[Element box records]

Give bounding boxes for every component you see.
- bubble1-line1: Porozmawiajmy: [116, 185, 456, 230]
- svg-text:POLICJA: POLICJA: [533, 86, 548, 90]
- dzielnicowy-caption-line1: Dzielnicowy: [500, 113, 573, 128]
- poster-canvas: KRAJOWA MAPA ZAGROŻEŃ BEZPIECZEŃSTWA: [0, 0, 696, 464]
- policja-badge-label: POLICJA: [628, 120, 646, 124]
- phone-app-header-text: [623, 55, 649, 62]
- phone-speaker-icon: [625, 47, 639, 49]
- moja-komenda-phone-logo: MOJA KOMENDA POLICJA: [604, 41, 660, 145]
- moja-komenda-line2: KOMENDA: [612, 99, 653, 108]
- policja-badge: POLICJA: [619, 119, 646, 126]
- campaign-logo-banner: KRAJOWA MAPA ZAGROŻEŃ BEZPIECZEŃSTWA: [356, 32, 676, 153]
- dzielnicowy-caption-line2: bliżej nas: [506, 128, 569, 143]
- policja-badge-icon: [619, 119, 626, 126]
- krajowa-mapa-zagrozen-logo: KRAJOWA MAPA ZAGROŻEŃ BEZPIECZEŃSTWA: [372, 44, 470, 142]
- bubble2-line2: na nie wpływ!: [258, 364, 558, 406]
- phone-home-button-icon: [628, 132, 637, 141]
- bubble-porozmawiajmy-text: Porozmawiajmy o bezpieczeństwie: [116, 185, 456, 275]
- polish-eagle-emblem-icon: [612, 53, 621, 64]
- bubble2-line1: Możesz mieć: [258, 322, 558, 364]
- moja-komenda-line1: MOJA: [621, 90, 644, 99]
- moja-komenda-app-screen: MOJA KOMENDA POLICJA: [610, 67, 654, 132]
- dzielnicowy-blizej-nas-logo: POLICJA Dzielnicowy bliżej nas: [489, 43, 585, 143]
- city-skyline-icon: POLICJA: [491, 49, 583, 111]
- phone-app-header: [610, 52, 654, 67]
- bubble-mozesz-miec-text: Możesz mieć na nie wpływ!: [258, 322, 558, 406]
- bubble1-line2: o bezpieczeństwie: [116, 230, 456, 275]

- _Given exercise_
Copy every one of the lines above word for word, keeping each character and number unchanged.

- _Response_
Give bounding boxes for every component you see.
- bubble1-line1: Porozmawiajmy: [116, 185, 456, 230]
- svg-text:POLICJA: POLICJA: [533, 86, 548, 90]
- dzielnicowy-caption-line1: Dzielnicowy: [500, 113, 573, 128]
- poster-canvas: KRAJOWA MAPA ZAGROŻEŃ BEZPIECZEŃSTWA: [0, 0, 696, 464]
- policja-badge-label: POLICJA: [628, 120, 646, 124]
- phone-app-header-text: [623, 55, 649, 62]
- phone-speaker-icon: [625, 47, 639, 49]
- moja-komenda-phone-logo: MOJA KOMENDA POLICJA: [604, 41, 660, 145]
- moja-komenda-line2: KOMENDA: [612, 99, 653, 108]
- policja-badge: POLICJA: [619, 119, 646, 126]
- campaign-logo-banner: KRAJOWA MAPA ZAGROŻEŃ BEZPIECZEŃSTWA: [356, 32, 676, 153]
- dzielnicowy-caption-line2: bliżej nas: [506, 128, 569, 143]
- policja-badge-icon: [619, 119, 626, 126]
- krajowa-mapa-zagrozen-logo: KRAJOWA MAPA ZAGROŻEŃ BEZPIECZEŃSTWA: [372, 44, 470, 142]
- bubble2-line2: na nie wpływ!: [258, 364, 558, 406]
- phone-home-button-icon: [628, 132, 637, 141]
- bubble-porozmawiajmy-text: Porozmawiajmy o bezpieczeństwie: [116, 185, 456, 275]
- polish-eagle-emblem-icon: [612, 53, 621, 64]
- bubble2-line1: Możesz mieć: [258, 322, 558, 364]
- moja-komenda-line1: MOJA: [621, 90, 644, 99]
- moja-komenda-app-screen: MOJA KOMENDA POLICJA: [610, 67, 654, 132]
- dzielnicowy-blizej-nas-logo: POLICJA Dzielnicowy bliżej nas: [489, 43, 585, 143]
- city-skyline-icon: POLICJA: [491, 49, 583, 111]
- phone-app-header: [610, 52, 654, 67]
- bubble-mozesz-miec-text: Możesz mieć na nie wpływ!: [258, 322, 558, 406]
- bubble1-line2: o bezpieczeństwie: [116, 230, 456, 275]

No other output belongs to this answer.